## Exercise brief
Any picture among the records should be left out, please; retype the rest exactly.

-- start --

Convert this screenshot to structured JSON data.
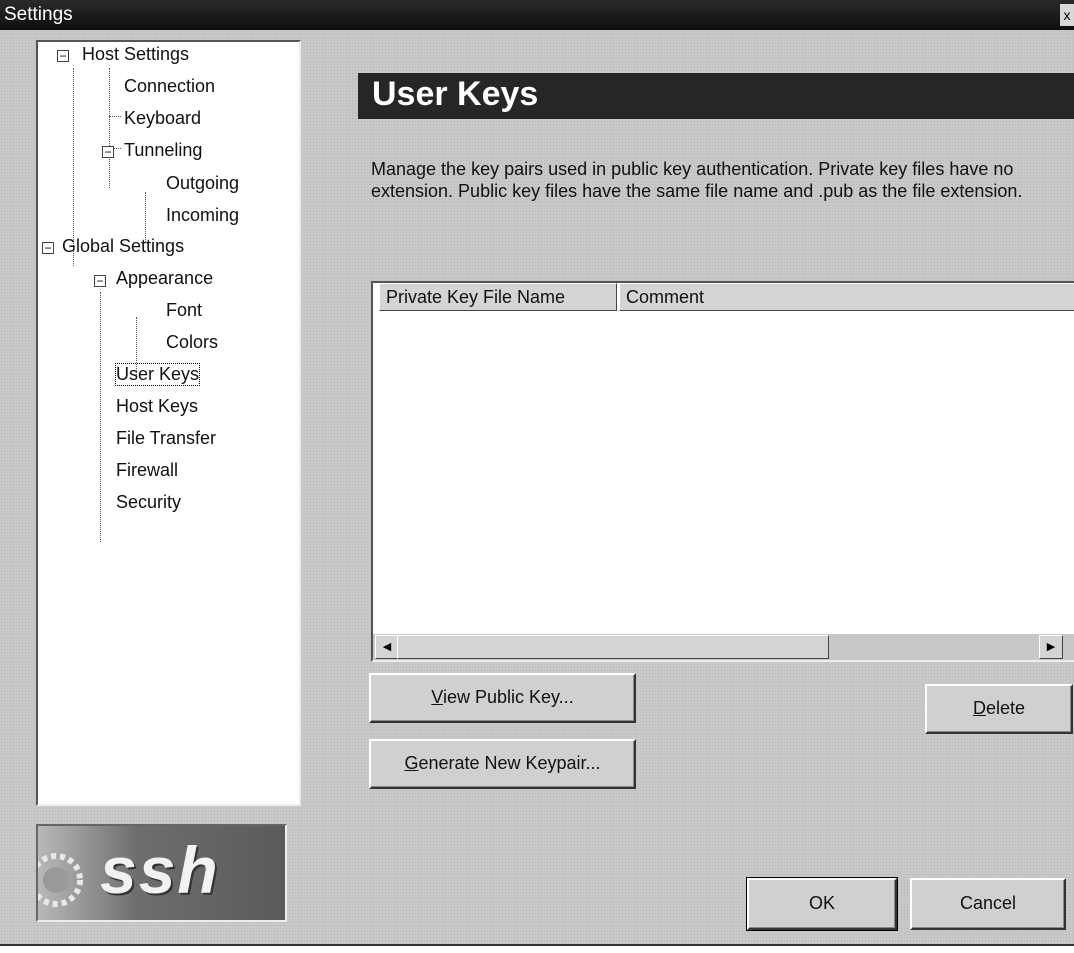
{
  "window": {
    "title": "Settings",
    "close_glyph": "x"
  },
  "tree": {
    "host_settings": "Host Settings",
    "connection": "Connection",
    "keyboard": "Keyboard",
    "tunneling": "Tunneling",
    "outgoing": "Outgoing",
    "incoming": "Incoming",
    "global_settings": "Global Settings",
    "appearance": "Appearance",
    "font": "Font",
    "colors": "Colors",
    "user_keys": "User Keys",
    "host_keys": "Host Keys",
    "file_transfer": "File Transfer",
    "firewall": "Firewall",
    "security": "Security",
    "selected": "User Keys",
    "expander_glyph": "−"
  },
  "logo": {
    "text": "ssh"
  },
  "panel": {
    "title": "User Keys",
    "description": "Manage the key pairs used in public key authentication. Private key files have no extension. Public key files have the same file name and .pub as the file extension."
  },
  "list": {
    "columns": [
      "Private Key File Name",
      "Comment"
    ],
    "rows": []
  },
  "buttons": {
    "view_public_key": {
      "mnemonic": "V",
      "rest": "iew Public Key..."
    },
    "generate_keypair": {
      "mnemonic": "G",
      "rest": "enerate New Keypair..."
    },
    "delete": {
      "mnemonic": "D",
      "rest": "elete"
    },
    "ok": "OK",
    "cancel": "Cancel"
  },
  "colors": {
    "title_bar": "#111111",
    "header_bar": "#262626",
    "dialog_bg": "#c8c8c8"
  },
  "icons": {
    "scroll_left": "triangle-left",
    "scroll_right": "triangle-right"
  }
}
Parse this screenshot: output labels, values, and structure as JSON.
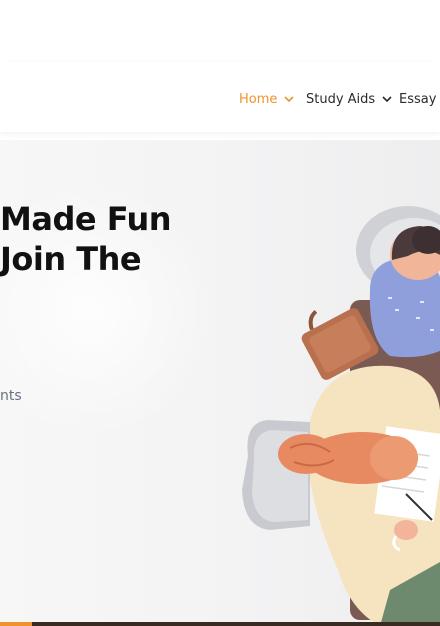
{
  "nav": {
    "items": [
      {
        "label": "Home",
        "active": true
      },
      {
        "label": "Study Aids",
        "active": false
      },
      {
        "label": "Essay",
        "active": false
      }
    ]
  },
  "hero": {
    "headline_line1": "Made Fun",
    "headline_line2": "Join The",
    "subtext": "nts"
  },
  "colors": {
    "accent": "#f0932b",
    "text": "#111111",
    "muted": "#6a7080"
  },
  "icons": [
    "chevron-down-icon",
    "study-illustration"
  ]
}
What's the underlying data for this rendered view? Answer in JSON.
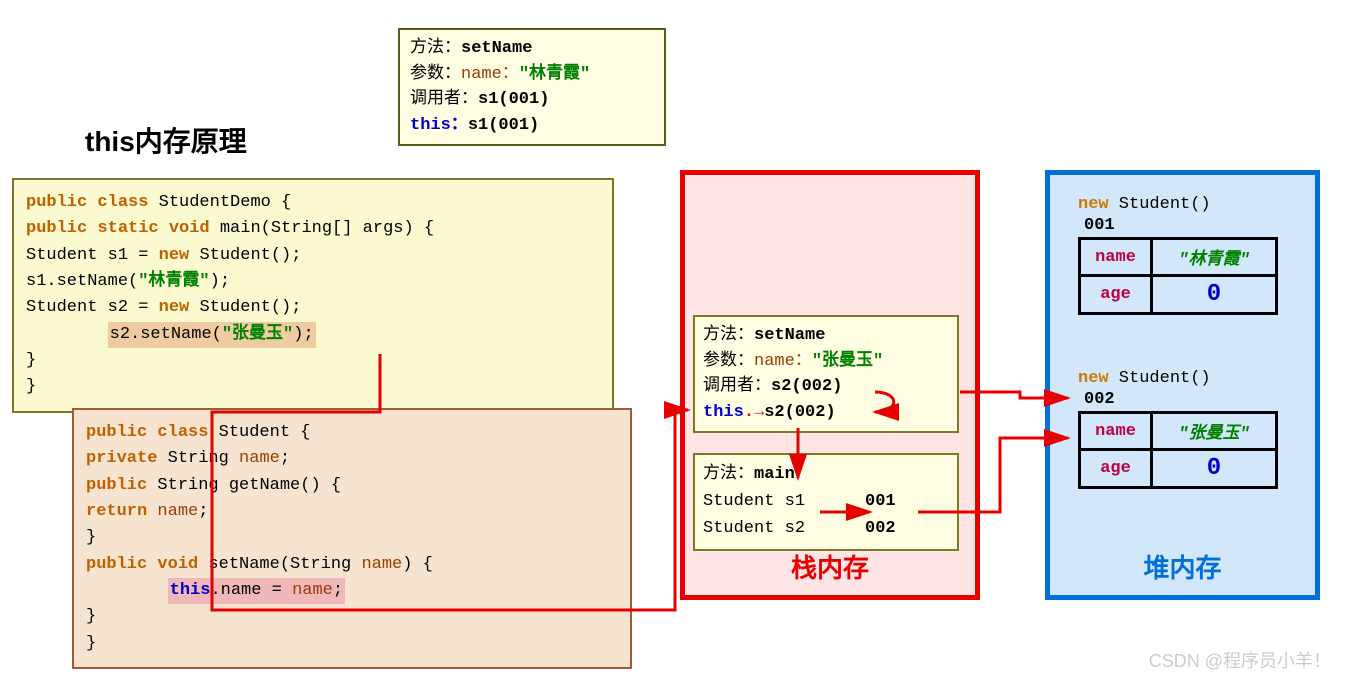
{
  "title": "this内存原理",
  "topFrame": {
    "l1a": "方法：",
    "l1b": "setName",
    "l2a": "参数：",
    "l2b": "name：",
    "l2c": "\"林青霞\"",
    "l3a": "调用者：",
    "l3b": "s1(",
    "l3c": "001",
    "l3d": ")",
    "l4a": "this：",
    "l4b": "s1(",
    "l4c": "001",
    "l4d": ")"
  },
  "code1": {
    "l1": "public class ",
    "l1b": "StudentDemo {",
    "l2": "    public static void ",
    "l2b": "main(String[] args) {",
    "l3a": "        Student s1 = ",
    "l3b": "new ",
    "l3c": "Student();",
    "l4a": "        s1.setName(",
    "l4b": "\"林青霞\"",
    "l4c": ");",
    "blank1": " ",
    "l5a": "        Student s2 = ",
    "l5b": "new ",
    "l5c": "Student();",
    "l6a": "        s2.setName(",
    "l6b": "\"张曼玉\"",
    "l6c": ");",
    "l7": "    }",
    "l8": "}"
  },
  "code2": {
    "l1a": "public class ",
    "l1b": "Student {",
    "l2a": "    private ",
    "l2b": "String ",
    "l2c": "name",
    "l2d": ";",
    "blank1": " ",
    "l3a": "    public ",
    "l3b": "String getName() {",
    "l4a": "        return ",
    "l4b": "name",
    "l4c": ";",
    "l5": "    }",
    "l6a": "    public void ",
    "l6b": "setName(String ",
    "l6c": "name",
    "l6d": ") {",
    "l7a": "        this",
    "l7b": ".name = ",
    "l7c": "name",
    "l7d": ";",
    "l8": "    }",
    "l9": "}"
  },
  "stack": {
    "titleText": "栈内存",
    "f1": {
      "l1a": "方法：",
      "l1b": "setName",
      "l2a": "参数：",
      "l2b": "name：",
      "l2c": "\"张曼玉\"",
      "l3a": "调用者：",
      "l3b": "s2(",
      "l3c": "002",
      "l3d": ")",
      "l4a": "this",
      "l4b": "s2(",
      "l4c": "002",
      "l4d": ")"
    },
    "f2": {
      "l1a": "方法：",
      "l1b": "main",
      "l2a": " Student ",
      "l2b": "s1",
      "l2c": "001",
      "l3a": " Student ",
      "l3b": "s2",
      "l3c": "002"
    }
  },
  "heap": {
    "titleText": "堆内存",
    "o1": {
      "hdr_new": "new",
      "hdr_type": " Student()",
      "addr": "001",
      "nameLabel": "name",
      "nameVal": "\"林青霞\"",
      "ageLabel": "age",
      "ageVal": "0"
    },
    "o2": {
      "hdr_new": "new",
      "hdr_type": " Student()",
      "addr": "002",
      "nameLabel": "name",
      "nameVal": "\"张曼玉\"",
      "ageLabel": "age",
      "ageVal": "0"
    }
  },
  "watermark": "CSDN @程序员小羊！"
}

-- end --

## Written response
Convert this screenshot to structured JSON data.
{
  "window": {
    "title": "Settings",
    "close_glyph": "x"
  },
  "tree": {
    "host_settings": "Host Settings",
    "connection": "Connection",
    "keyboard": "Keyboard",
    "tunneling": "Tunneling",
    "outgoing": "Outgoing",
    "incoming": "Incoming",
    "global_settings": "Global Settings",
    "appearance": "Appearance",
    "font": "Font",
    "colors": "Colors",
    "user_keys": "User Keys",
    "host_keys": "Host Keys",
    "file_transfer": "File Transfer",
    "firewall": "Firewall",
    "security": "Security",
    "selected": "User Keys",
    "expander_glyph": "−"
  },
  "logo": {
    "text": "ssh"
  },
  "panel": {
    "title": "User Keys",
    "description": "Manage the key pairs used in public key authentication. Private key files have no extension. Public key files have the same file name and .pub as the file extension."
  },
  "list": {
    "columns": [
      "Private Key File Name",
      "Comment"
    ],
    "rows": []
  },
  "buttons": {
    "view_public_key": {
      "mnemonic": "V",
      "rest": "iew Public Key..."
    },
    "generate_keypair": {
      "mnemonic": "G",
      "rest": "enerate New Keypair..."
    },
    "delete": {
      "mnemonic": "D",
      "rest": "elete"
    },
    "ok": "OK",
    "cancel": "Cancel"
  },
  "colors": {
    "title_bar": "#111111",
    "header_bar": "#262626",
    "dialog_bg": "#c8c8c8"
  },
  "icons": {
    "scroll_left": "triangle-left",
    "scroll_right": "triangle-right"
  }
}
Parse this screenshot: output labels, values, and structure as JSON.
{
  "nav": {
    "items": [
      {
        "label": "Home",
        "active": true
      },
      {
        "label": "Study Aids",
        "active": false
      },
      {
        "label": "Essay",
        "active": false
      }
    ]
  },
  "hero": {
    "headline_line1": "Made Fun",
    "headline_line2": "Join The",
    "subtext": "nts"
  },
  "colors": {
    "accent": "#f0932b",
    "text": "#111111",
    "muted": "#6a7080"
  },
  "icons": [
    "chevron-down-icon",
    "study-illustration"
  ]
}
What's the underlying data for this rendered view? Answer in JSON.
{
  "title": "this内存原理",
  "topFrame": {
    "l1a": "方法：",
    "l1b": "setName",
    "l2a": "参数：",
    "l2b": "name：",
    "l2c": "\"林青霞\"",
    "l3a": "调用者：",
    "l3b": "s1(",
    "l3c": "001",
    "l3d": ")",
    "l4a": "this：",
    "l4b": "s1(",
    "l4c": "001",
    "l4d": ")"
  },
  "code1": {
    "l1": "public class ",
    "l1b": "StudentDemo {",
    "l2": "    public static void ",
    "l2b": "main(String[] args) {",
    "l3a": "        Student s1 = ",
    "l3b": "new ",
    "l3c": "Student();",
    "l4a": "        s1.setName(",
    "l4b": "\"林青霞\"",
    "l4c": ");",
    "blank1": " ",
    "l5a": "        Student s2 = ",
    "l5b": "new ",
    "l5c": "Student();",
    "l6a": "        s2.setName(",
    "l6b": "\"张曼玉\"",
    "l6c": ");",
    "l7": "    }",
    "l8": "}"
  },
  "code2": {
    "l1a": "public class ",
    "l1b": "Student {",
    "l2a": "    private ",
    "l2b": "String ",
    "l2c": "name",
    "l2d": ";",
    "blank1": " ",
    "l3a": "    public ",
    "l3b": "String getName() {",
    "l4a": "        return ",
    "l4b": "name",
    "l4c": ";",
    "l5": "    }",
    "l6a": "    public void ",
    "l6b": "setName(String ",
    "l6c": "name",
    "l6d": ") {",
    "l7a": "        this",
    "l7b": ".name = ",
    "l7c": "name",
    "l7d": ";",
    "l8": "    }",
    "l9": "}"
  },
  "stack": {
    "titleText": "栈内存",
    "f1": {
      "l1a": "方法：",
      "l1b": "setName",
      "l2a": "参数：",
      "l2b": "name：",
      "l2c": "\"张曼玉\"",
      "l3a": "调用者：",
      "l3b": "s2(",
      "l3c": "002",
      "l3d": ")",
      "l4a": "this",
      "l4b": "s2(",
      "l4c": "002",
      "l4d": ")"
    },
    "f2": {
      "l1a": "方法：",
      "l1b": "main",
      "l2a": " Student ",
      "l2b": "s1",
      "l2c": "001",
      "l3a": " Student ",
      "l3b": "s2",
      "l3c": "002"
    }
  },
  "heap": {
    "titleText": "堆内存",
    "o1": {
      "hdr_new": "new",
      "hdr_type": " Student()",
      "addr": "001",
      "nameLabel": "name",
      "nameVal": "\"林青霞\"",
      "ageLabel": "age",
      "ageVal": "0"
    },
    "o2": {
      "hdr_new": "new",
      "hdr_type": " Student()",
      "addr": "002",
      "nameLabel": "name",
      "nameVal": "\"张曼玉\"",
      "ageLabel": "age",
      "ageVal": "0"
    }
  },
  "watermark": "CSDN @程序员小羊！"
}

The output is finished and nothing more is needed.